Dataset records =>
— Start —
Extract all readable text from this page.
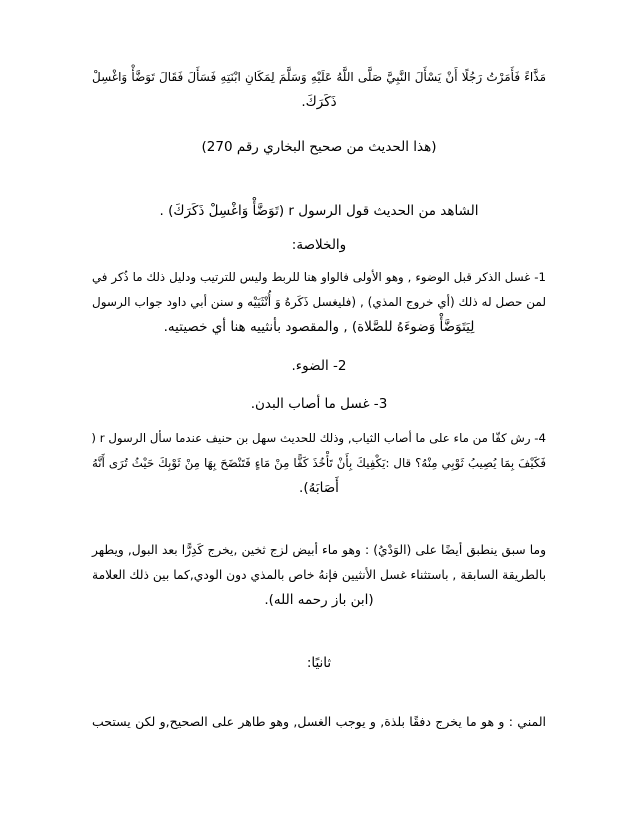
مَذَّاءً فَأَمَرْتُ رَجُلًا أَنْ يَسْأَلَ النَّبِيَّ صَلَّى اللَّهُ عَلَيْهِ وَسَلَّمَ لِمَكَانِ ابْنَتِهِ فَسَأَلَ فَقَالَ تَوَضَّأْ وَاغْسِلْ
ذَكَرَكَ.
(هذا الحديث من صحيح البخاري رقم 270)
الشاهد من الحديث قول الرسول r (تَوَضَّأْ وَاغْسِلْ ذَكَرَكَ) .
والخلاصة:
1- غسل الذكر قبل الوضوء , وهو الأولى فالواو هنا للربط وليس للترتيب ودليل ذلك ما ذُكر في
لمن حصل له ذلك (أي خروج المذي) , (فليغسل ذَكَرهُ وَ أُنْثَيَيْه و سنن أبي داود جواب الرسول
لِيَتَوَضَّأْ وَضوءَهُ للصَّلاة) , والمقصود بأنثييه هنا أي خصيتيه.
2- الضوء.
3- غسل ما أصاب البدن.
4- رش كفّا من ماء على ما أصاب الثياب, وذلك للحديث سهل بن حنيف عندما سأل الرسول r (
فَكَيْفَ بِمَا يُصِيبُ ثَوْبِي مِنْهُ؟ قال :يَكْفِيكَ بِأَنْ تَأْخُذَ كَفًّا مِنْ مَاءٍ فَتَنْضَحَ بِهَا مِنْ ثَوْبِكَ حَيْثُ تُرَى أَنَّهُ
أَصَابَهُ).
وما سبق ينطبق أيضًا على (الوَدْيُ) : وهو ماء أبيض لزج ثخين ,يخرج كَدِرًّا بعد البول, ويطهر
بالطريقة السابقة , باستثناء غسل الأنثيين فإنهُ خاص بالمذي دون الودي,كما بين ذلك العلامة
(ابن باز رحمه الله).
ثانيًا:
المني : و هو ما يخرج دفقًا بلذة, و يوجب الغسل, وهو طاهر على الصحيح,و لكن يستحب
— End —
Copy each line of the listing that holds the word "الحديث".

Task result =>
(هذا الحديث من صحيح البخاري رقم 270)
الشاهد من الحديث قول الرسول r (تَوَضَّأْ وَاغْسِلْ ذَكَرَكَ) .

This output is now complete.